SHORT EXERCISE: List every row below that contains the string "fold", matching case exactly.

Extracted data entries
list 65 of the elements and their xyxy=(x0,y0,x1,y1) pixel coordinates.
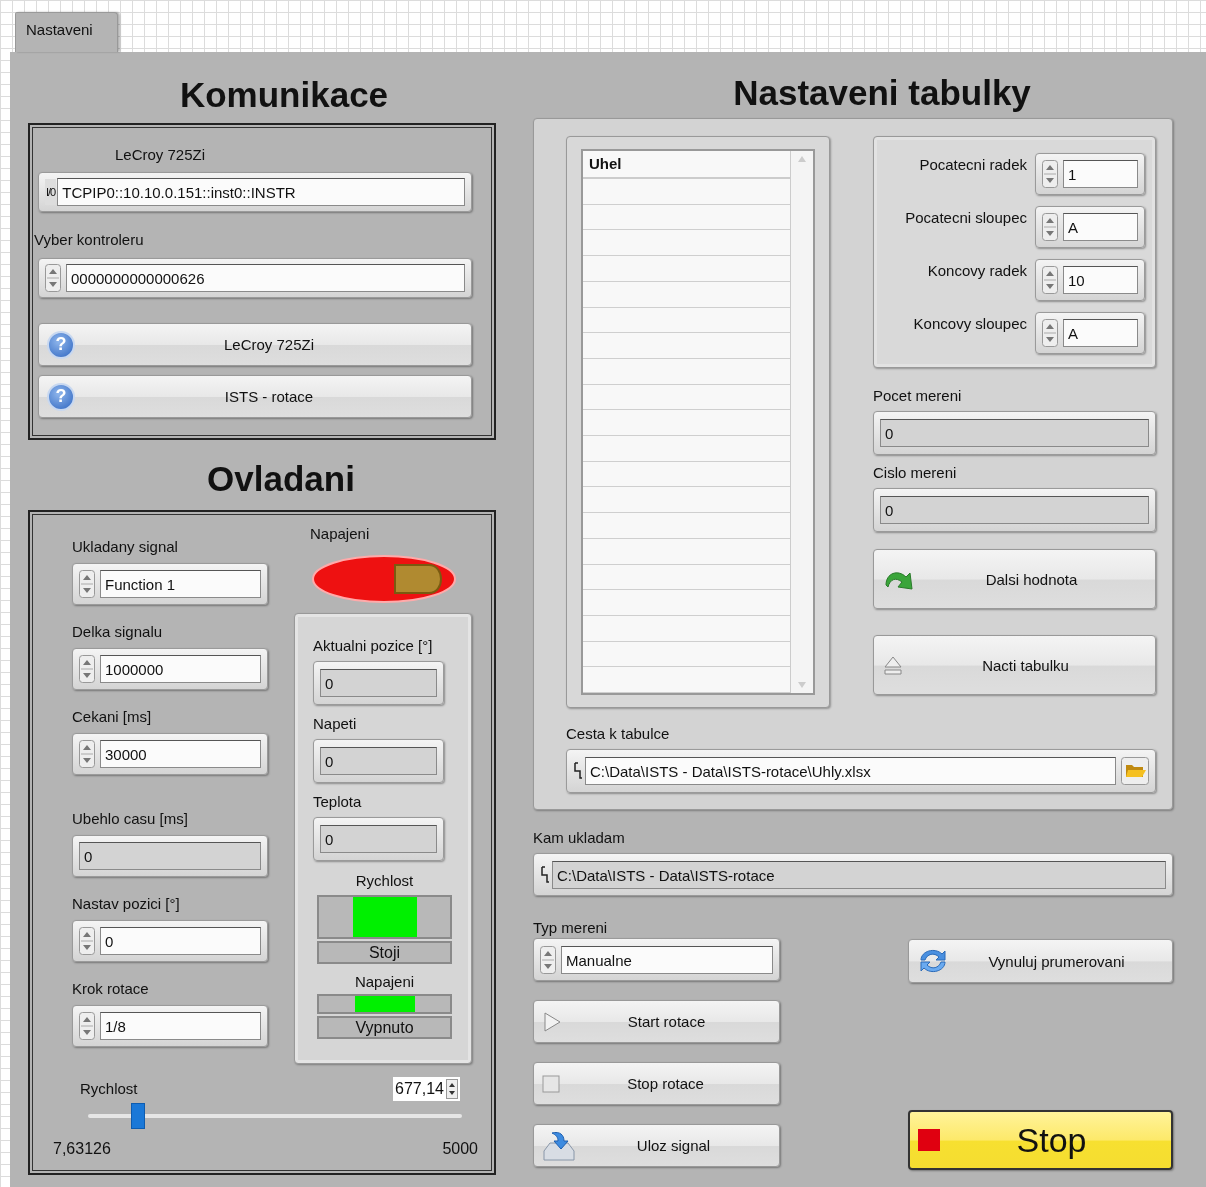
section-title: Ovladani xyxy=(207,459,355,499)
help-icon: ? xyxy=(47,330,75,359)
path-display: C:\Data\ISTS - Data\ISTS-rotace xyxy=(533,853,1173,896)
resource-field[interactable]: I/0 TCPIP0::10.10.0.151::inst0::INSTR xyxy=(38,172,472,212)
field-label: Rychlost xyxy=(355,871,414,891)
action-button[interactable]: Uloz signal xyxy=(533,1124,780,1167)
field-label: Ukladany signal xyxy=(72,537,179,557)
scale-label: 5000 xyxy=(442,1139,478,1159)
value-display: 0 xyxy=(72,835,268,877)
numeric-field[interactable]: 677,14 xyxy=(393,1077,460,1101)
value-display: 0 xyxy=(873,411,1156,455)
numeric-field[interactable]: A xyxy=(1035,206,1145,248)
field-label: Pocatecni sloupec xyxy=(905,208,1027,228)
status-text: Vypnuto xyxy=(317,1016,452,1039)
field-label: Cesta k tabulce xyxy=(566,724,671,744)
field-label: Vyber kontroleru xyxy=(34,230,144,250)
numeric-field[interactable]: 30000 xyxy=(72,733,268,775)
numeric-field[interactable]: 10 xyxy=(1035,259,1145,301)
field-label: Cekani [ms] xyxy=(72,707,153,727)
field-label: Nastav pozici [°] xyxy=(72,894,181,914)
action-button[interactable]: Stop rotace xyxy=(533,1062,780,1105)
field-label: Koncovy sloupec xyxy=(913,314,1027,334)
section-title: Nastaveni tabulky xyxy=(733,73,1031,113)
numeric-field[interactable]: 1/8 xyxy=(72,1005,268,1047)
field-label: Krok rotace xyxy=(72,979,150,999)
field-label: Pocatecni radek xyxy=(919,155,1027,175)
help-button[interactable]: ? LeCroy 725Zi xyxy=(38,323,472,366)
path-field[interactable]: C:\Data\ISTS - Data\ISTS-rotace\Uhly.xlsx xyxy=(566,749,1156,793)
field-label: Rychlost xyxy=(80,1079,138,1099)
numeric-field[interactable]: 0 xyxy=(72,920,268,962)
field-label: Napajeni xyxy=(310,524,371,544)
help-button[interactable]: ? ISTS - rotace xyxy=(38,375,472,418)
field-label: LeCroy 725Zi xyxy=(115,145,206,165)
field-label: Aktualni pozice [°] xyxy=(313,636,434,656)
numeric-field[interactable]: 0000000000000626 xyxy=(38,258,472,298)
scale-label: 7,63126 xyxy=(53,1139,111,1159)
status-text: Stoji xyxy=(317,941,452,964)
field-label: Napajeni xyxy=(354,972,415,992)
field-label: Koncovy radek xyxy=(927,261,1027,281)
numeric-field[interactable]: 1000000 xyxy=(72,648,268,690)
action-button[interactable]: Start rotace xyxy=(533,1000,780,1043)
field-label: Delka signalu xyxy=(72,622,164,642)
action-button[interactable]: Nacti tabulku xyxy=(873,635,1156,695)
tab[interactable]: Nastaveni xyxy=(15,12,118,52)
help-icon: ? xyxy=(47,382,75,411)
stop-button[interactable]: Stop xyxy=(908,1110,1173,1170)
value-display: 0 xyxy=(313,739,444,783)
io-icon: I/0 xyxy=(45,179,57,205)
field-label: Teplota xyxy=(313,792,363,812)
ring-field[interactable]: Manualne xyxy=(533,938,780,981)
value-display: 0 xyxy=(313,817,444,861)
section-title: Komunikace xyxy=(179,75,389,115)
numeric-field[interactable]: Function 1 xyxy=(72,563,268,605)
field-label: Cislo mereni xyxy=(873,463,958,483)
field-label: Typ mereni xyxy=(533,918,609,938)
reset-button[interactable]: Vynuluj prumerovani xyxy=(908,939,1173,983)
field-label: Ubehlo casu [ms] xyxy=(72,809,189,829)
action-button[interactable]: Dalsi hodnota xyxy=(873,549,1156,609)
field-label: Kam ukladam xyxy=(533,828,626,848)
field-label: Pocet mereni xyxy=(873,386,963,406)
value-display: 0 xyxy=(313,661,444,705)
numeric-field[interactable]: 1 xyxy=(1035,153,1145,195)
numeric-field[interactable]: A xyxy=(1035,312,1145,354)
field-label: Napeti xyxy=(313,714,358,734)
value-display: 0 xyxy=(873,488,1156,532)
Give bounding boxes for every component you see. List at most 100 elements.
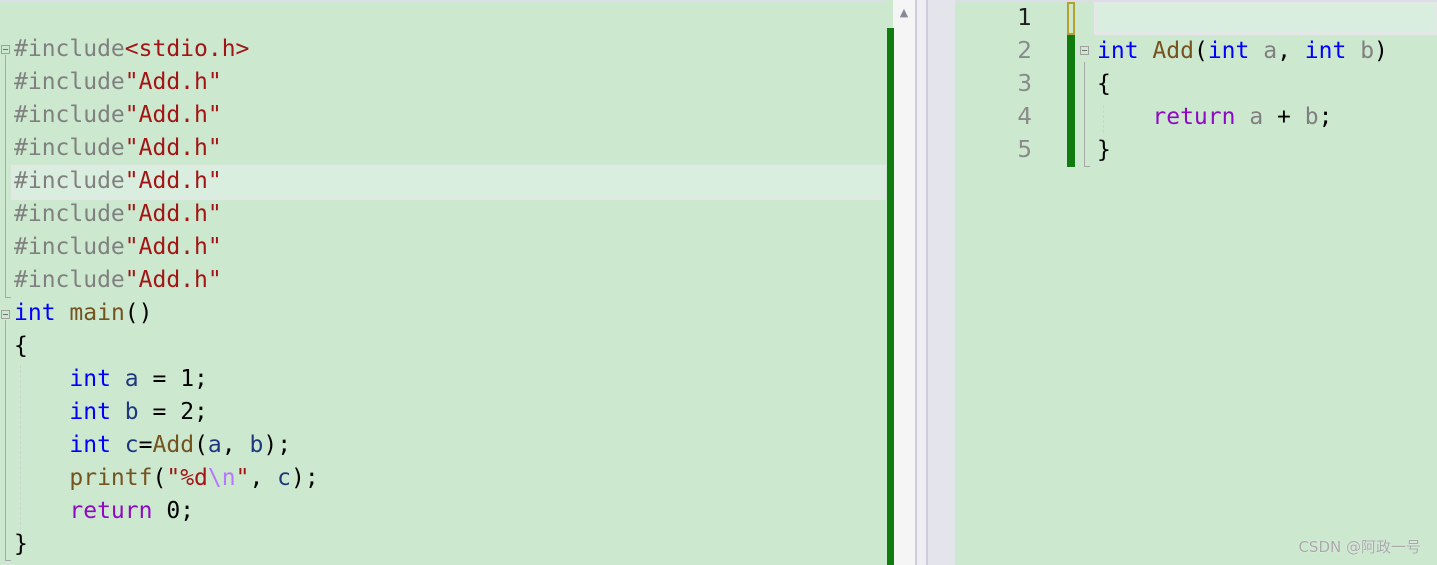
code-token: ); — [263, 432, 292, 458]
code-token: #include — [14, 102, 125, 128]
code-line[interactable]: return a + b; — [1097, 101, 1332, 134]
vertical-scrollbar[interactable] — [893, 0, 915, 565]
fold-guide-end — [5, 560, 11, 561]
code-token: #include — [14, 168, 125, 194]
code-token: = 2; — [138, 399, 208, 425]
watermark: CSDN @阿政一号 — [1298, 538, 1421, 556]
code-line[interactable]: #include"Add.h" — [14, 264, 222, 297]
code-token: return — [69, 498, 153, 524]
fold-collapse-icon[interactable] — [1, 45, 10, 54]
current-line-highlight — [1094, 2, 1437, 35]
code-token: = 1; — [138, 366, 208, 392]
code-line[interactable]: #include"Add.h" — [14, 165, 222, 198]
code-token: { — [1097, 71, 1111, 97]
code-token: int — [69, 432, 111, 458]
left-code-editor[interactable]: #include<stdio.h> #include"Add.h" #include… — [0, 0, 886, 565]
code-token: int — [14, 300, 56, 326]
code-token: , — [1277, 38, 1305, 64]
fold-collapse-icon[interactable] — [1080, 46, 1089, 55]
code-line[interactable]: #include"Add.h" — [14, 99, 222, 132]
code-token: \n — [207, 465, 236, 491]
code-line[interactable]: printf("%d\n", c); — [14, 462, 319, 495]
change-indicator-bar — [1067, 35, 1075, 167]
line-number: 3 — [1017, 71, 1032, 97]
editor-splitter[interactable] — [915, 0, 955, 565]
code-token: () — [124, 300, 153, 326]
code-line[interactable]: #include"Add.h" — [14, 198, 222, 231]
code-line[interactable]: int c=Add(a, b); — [14, 429, 291, 462]
code-line[interactable]: #include"Add.h" — [14, 132, 222, 165]
fold-guide-line — [5, 320, 6, 560]
code-token: #include — [14, 135, 125, 161]
code-line[interactable]: } — [1097, 134, 1111, 167]
fold-guide-line — [5, 55, 6, 297]
code-line[interactable]: int b = 2; — [14, 396, 208, 429]
code-token: 0; — [152, 498, 195, 524]
code-token: "Add.h" — [124, 201, 222, 227]
code-token: "Add.h" — [124, 102, 222, 128]
code-token: ); — [291, 465, 319, 491]
code-token: b — [1360, 38, 1375, 64]
code-token: #include — [14, 69, 125, 95]
code-line[interactable]: #include"Add.h" — [14, 231, 222, 264]
code-token: ( — [1193, 38, 1208, 64]
code-line[interactable]: #include<stdio.h> — [14, 33, 249, 66]
code-token: ( — [194, 432, 208, 458]
code-line[interactable]: #include"Add.h" — [14, 66, 222, 99]
code-token: b — [249, 432, 264, 458]
code-token: #include — [14, 234, 125, 260]
line-number: 5 — [1017, 137, 1032, 163]
code-token: "Add.h" — [124, 135, 222, 161]
code-line[interactable]: } — [14, 528, 28, 561]
splitter-border — [926, 0, 928, 565]
code-token: int — [1207, 38, 1250, 64]
code-token: c — [277, 465, 292, 491]
code-token: Add — [1152, 38, 1194, 64]
indent-guide — [20, 365, 21, 530]
code-token: #include — [14, 267, 125, 293]
unsaved-change-marker — [1067, 2, 1075, 35]
code-token: "Add.h" — [124, 168, 222, 194]
code-line[interactable]: { — [1097, 68, 1111, 101]
code-token: "Add.h" — [124, 69, 222, 95]
code-token: "Add.h" — [124, 267, 222, 293]
splitter-handle[interactable] — [917, 0, 926, 565]
code-token: int — [1097, 38, 1139, 64]
fold-guide-end — [5, 297, 11, 298]
code-token: , — [221, 432, 250, 458]
code-token: ; — [1318, 104, 1333, 130]
code-token: { — [14, 333, 28, 359]
code-token: #include — [14, 36, 125, 62]
code-line[interactable]: { — [14, 330, 28, 363]
code-token: return — [1152, 104, 1236, 130]
fold-guide-end — [1084, 166, 1090, 167]
code-token: a — [207, 432, 222, 458]
code-token: printf — [69, 465, 153, 491]
change-indicator-bar — [887, 28, 894, 565]
code-token: #include — [14, 201, 125, 227]
code-token: ) — [1374, 38, 1388, 64]
code-token: Add — [152, 432, 195, 458]
code-line[interactable]: return 0; — [14, 495, 194, 528]
code-token: = — [138, 432, 153, 458]
fold-collapse-icon[interactable] — [1, 310, 10, 319]
code-line[interactable]: int main() — [14, 297, 153, 330]
code-line[interactable]: int a = 1; — [14, 363, 208, 396]
code-token: <stdio.h> — [124, 36, 250, 62]
code-token: "%d — [166, 465, 208, 491]
code-token: ( — [152, 465, 167, 491]
line-number: 2 — [1017, 38, 1032, 64]
scroll-up-arrow-icon[interactable]: ▲ — [893, 5, 915, 21]
code-line[interactable]: int Add(int a, int b) — [1097, 35, 1388, 68]
right-code-editor[interactable]: 12345 int Add(int a, int b){ return a + … — [955, 0, 1437, 565]
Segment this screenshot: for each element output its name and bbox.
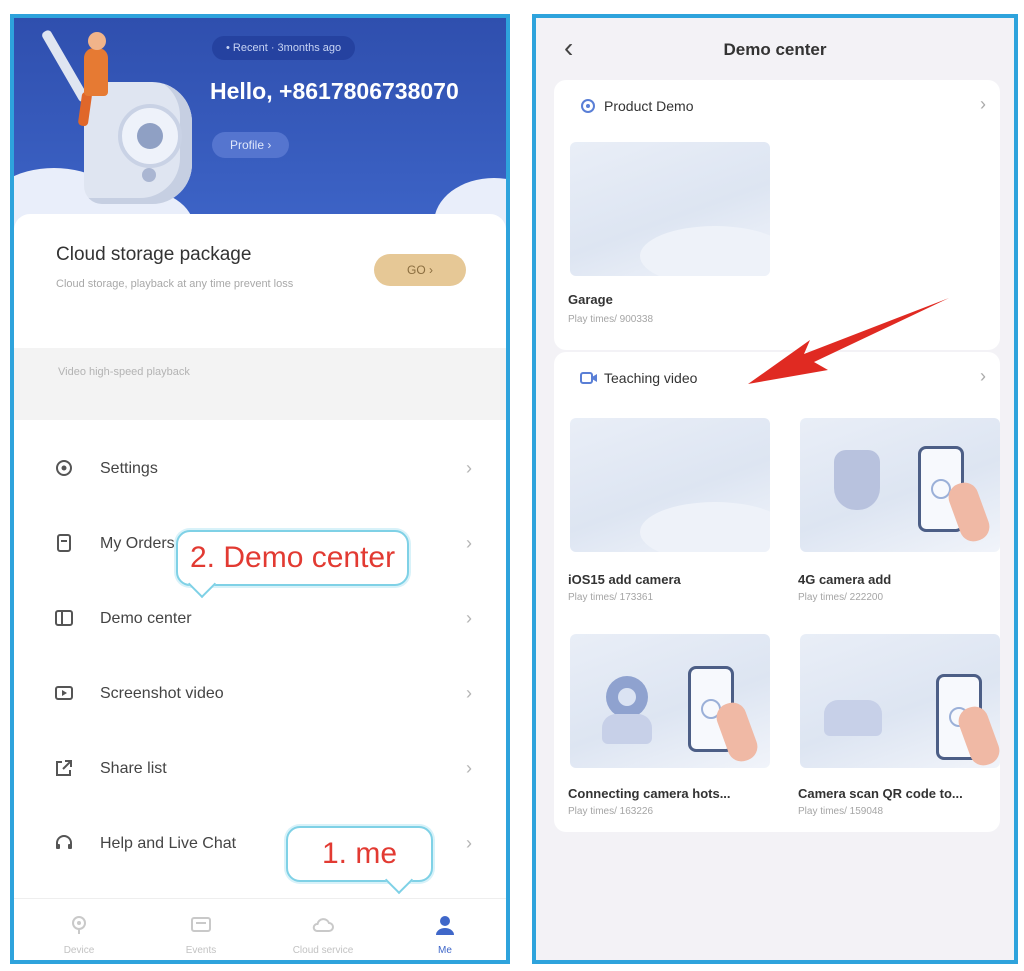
chevron-right-icon: › <box>980 94 986 114</box>
video-play-count: Play times/ 163226 <box>568 806 654 817</box>
menu-item-label: Share list <box>100 760 167 777</box>
section-title: Product Demo <box>604 98 694 114</box>
chevron-right-icon: › <box>466 533 472 553</box>
camera-sensor <box>142 168 156 182</box>
nav-bar: ‹ Demo center <box>536 18 1014 82</box>
bottom-tab-bar: Device Events Cloud service Me <box>14 898 506 960</box>
cloud-storage-title: Cloud storage package <box>56 244 252 265</box>
events-icon <box>189 913 213 937</box>
demo-icon <box>54 608 74 628</box>
annotation-arrow <box>748 298 949 384</box>
tab-label: Cloud service <box>292 945 354 956</box>
product-icon <box>580 98 596 114</box>
greeting-text: Hello, +8617806738070 <box>210 78 459 104</box>
menu-item-label: Screenshot video <box>100 685 224 702</box>
camera-illustration <box>606 676 648 718</box>
cloud-storage-subtitle: Cloud storage, playback at any time prev… <box>56 278 294 290</box>
camera-base-illustration <box>602 714 652 744</box>
video-title: Connecting camera hots... <box>568 786 731 801</box>
teaching-video-section: Teaching video › iOS15 add camera Play t… <box>554 352 1000 832</box>
video-thumbnail[interactable] <box>800 418 1000 552</box>
menu-item-label: Settings <box>100 460 158 477</box>
chevron-right-icon: › <box>980 366 986 386</box>
video-title: iOS15 add camera <box>568 572 681 587</box>
video-icon <box>54 683 74 703</box>
tab-label: Device <box>63 945 95 956</box>
camera-illustration <box>834 450 880 510</box>
camera-antenna <box>40 28 90 104</box>
menu-item-share-list[interactable]: Share list › <box>14 730 506 805</box>
video-play-count: Play times/ 173361 <box>568 592 654 603</box>
video-camera-icon <box>580 370 597 386</box>
video-play-count: Play times/ 159048 <box>798 806 884 817</box>
tab-cloud-service[interactable]: Cloud service <box>268 899 378 960</box>
menu-item-label: My Orders <box>100 535 175 552</box>
cloud-storage-card[interactable]: Cloud storage package Cloud storage, pla… <box>14 214 506 344</box>
person-icon <box>433 913 457 937</box>
video-thumbnail[interactable] <box>570 418 770 552</box>
video-title: Camera scan QR code to... <box>798 786 963 801</box>
video-thumbnail[interactable] <box>570 634 770 768</box>
menu-item-screenshot-video[interactable]: Screenshot video › <box>14 655 506 730</box>
device-icon <box>67 913 91 937</box>
thumbnail-cloud <box>640 226 770 276</box>
callout-me: 1. me <box>286 826 434 895</box>
video-play-count: Play times/ 222200 <box>798 592 884 603</box>
section-title: Teaching video <box>604 370 698 386</box>
video-thumbnail[interactable] <box>570 142 770 276</box>
status-pill: • Recent · 3months ago <box>212 36 356 60</box>
profile-button[interactable]: Profile › <box>212 132 290 158</box>
callout-tail <box>384 865 414 895</box>
playback-strip: Video high-speed playback <box>14 348 506 400</box>
go-button[interactable]: GO › <box>374 254 466 286</box>
product-demo-header[interactable]: Product Demo › <box>554 80 1000 132</box>
orders-icon <box>54 533 74 553</box>
chevron-right-icon: › <box>466 683 472 703</box>
camera-lens <box>118 104 182 168</box>
video-title: Garage <box>568 292 613 307</box>
thumbnail-cloud <box>640 502 770 552</box>
callout-text: 2. Demo center <box>190 541 396 574</box>
tab-events[interactable]: Events <box>146 899 256 960</box>
tab-me[interactable]: Me <box>390 899 500 960</box>
callout-text: 1. me <box>322 837 398 870</box>
page-title: Demo center <box>723 40 827 59</box>
person-illustration-head <box>88 32 106 50</box>
demo-center-screen: ‹ Demo center Product Demo › Garage Play… <box>532 14 1018 964</box>
video-play-count: Play times/ 900338 <box>568 314 654 325</box>
headset-icon <box>54 833 74 853</box>
video-thumbnail[interactable] <box>800 634 1000 768</box>
camera-illustration <box>824 700 882 736</box>
video-title: 4G camera add <box>798 572 892 587</box>
profile-header: • Recent · 3months ago Hello, +861780673… <box>14 18 506 228</box>
chevron-right-icon: › <box>466 833 472 853</box>
tab-device[interactable]: Device <box>24 899 134 960</box>
menu-item-settings[interactable]: Settings › <box>14 430 506 505</box>
cloud-icon <box>311 913 335 937</box>
gear-icon <box>54 458 74 478</box>
tab-label: Me <box>438 945 452 956</box>
me-screen: • Recent · 3months ago Hello, +861780673… <box>10 14 510 964</box>
menu-item-label: Help and Live Chat <box>100 835 237 852</box>
me-menu: Settings › My Orders › Demo center › Scr… <box>14 430 506 880</box>
menu-item-label: Demo center <box>100 610 192 627</box>
chevron-right-icon: › <box>466 758 472 778</box>
tab-label: Events <box>185 945 217 956</box>
chevron-right-icon: › <box>466 608 472 628</box>
chevron-right-icon: › <box>466 458 472 478</box>
menu-item-demo-center[interactable]: Demo center › <box>14 580 506 655</box>
callout-demo-center: 2. Demo center <box>176 530 410 599</box>
share-icon <box>54 758 74 778</box>
section-divider <box>14 400 506 420</box>
playback-strip-text: Video high-speed playback <box>58 366 190 378</box>
person-illustration <box>84 48 108 96</box>
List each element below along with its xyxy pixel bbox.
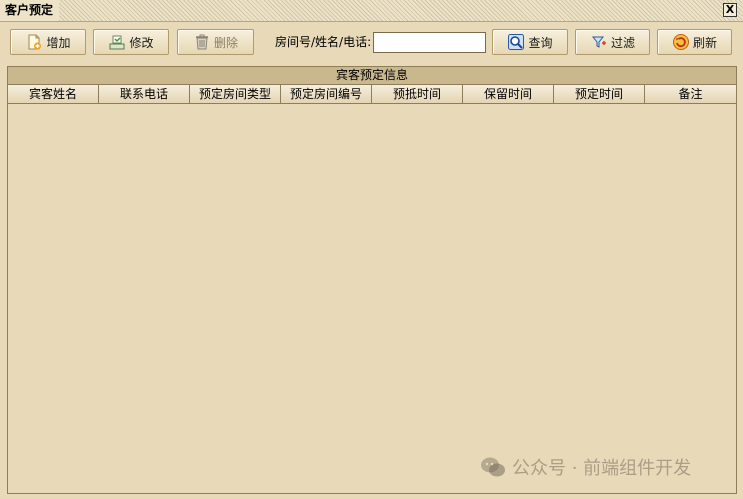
edit-button[interactable]: 修改 — [93, 29, 169, 55]
filter-icon — [590, 33, 608, 51]
add-button-label: 增加 — [46, 35, 71, 50]
query-button[interactable]: 查询 — [492, 29, 568, 55]
column-header-room-number[interactable]: 预定房间编号 — [281, 85, 372, 103]
magnifier-icon — [507, 33, 525, 51]
close-icon[interactable]: X — [723, 3, 737, 17]
window-title: 客户预定 — [0, 0, 60, 21]
column-header-booking-time[interactable]: 预定时间 — [554, 85, 645, 103]
grid-title: 宾客预定信息 — [8, 67, 736, 85]
column-header-phone[interactable]: 联系电话 — [99, 85, 190, 103]
search-input[interactable] — [373, 32, 486, 53]
document-add-icon — [25, 33, 43, 51]
column-header-arrival-time[interactable]: 预抵时间 — [372, 85, 463, 103]
edit-button-label: 修改 — [129, 35, 154, 50]
delete-button[interactable]: 删除 — [177, 29, 254, 55]
refresh-button[interactable]: 刷新 — [657, 29, 732, 55]
grid-header-row: 宾客姓名 联系电话 预定房间类型 预定房间编号 预抵时间 保留时间 预定时间 备… — [8, 85, 736, 104]
grid-body[interactable] — [8, 105, 736, 493]
watermark: 公众号 · 前端组件开发 — [480, 456, 692, 479]
refresh-button-label: 刷新 — [692, 35, 717, 50]
chat-bubble-icon — [480, 456, 506, 478]
toolbar: 增加 修改 删除 房间号/姓名/电话: 查询 过滤 刷新 — [0, 22, 743, 62]
delete-button-label: 删除 — [213, 35, 238, 50]
column-header-remarks[interactable]: 备注 — [645, 85, 736, 103]
trash-icon — [193, 33, 211, 51]
column-header-guest-name[interactable]: 宾客姓名 — [8, 85, 99, 103]
booking-grid: 宾客预定信息 宾客姓名 联系电话 预定房间类型 预定房间编号 预抵时间 保留时间… — [7, 66, 737, 494]
watermark-text: 公众号 · 前端组件开发 — [512, 458, 692, 479]
refresh-icon — [672, 33, 690, 51]
column-header-hold-time[interactable]: 保留时间 — [463, 85, 554, 103]
add-button[interactable]: 增加 — [10, 29, 86, 55]
query-button-label: 查询 — [528, 35, 553, 50]
edit-tray-icon — [108, 33, 126, 51]
column-header-room-type[interactable]: 预定房间类型 — [190, 85, 281, 103]
filter-button[interactable]: 过滤 — [575, 29, 650, 55]
filter-button-label: 过滤 — [610, 35, 635, 50]
search-label: 房间号/姓名/电话: — [275, 35, 372, 49]
title-bar: 客户预定 X — [0, 0, 743, 22]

THE RESPONSE:
fold-guide-end — [5, 560, 11, 561]
fold-collapse-icon[interactable] — [1, 45, 10, 54]
fold-collapse-icon[interactable] — [1080, 46, 1089, 55]
fold-guide-line — [5, 320, 6, 560]
fold-guide-line — [5, 55, 6, 297]
fold-guide-end — [5, 297, 11, 298]
fold-guide-end — [1084, 166, 1090, 167]
fold-collapse-icon[interactable] — [1, 310, 10, 319]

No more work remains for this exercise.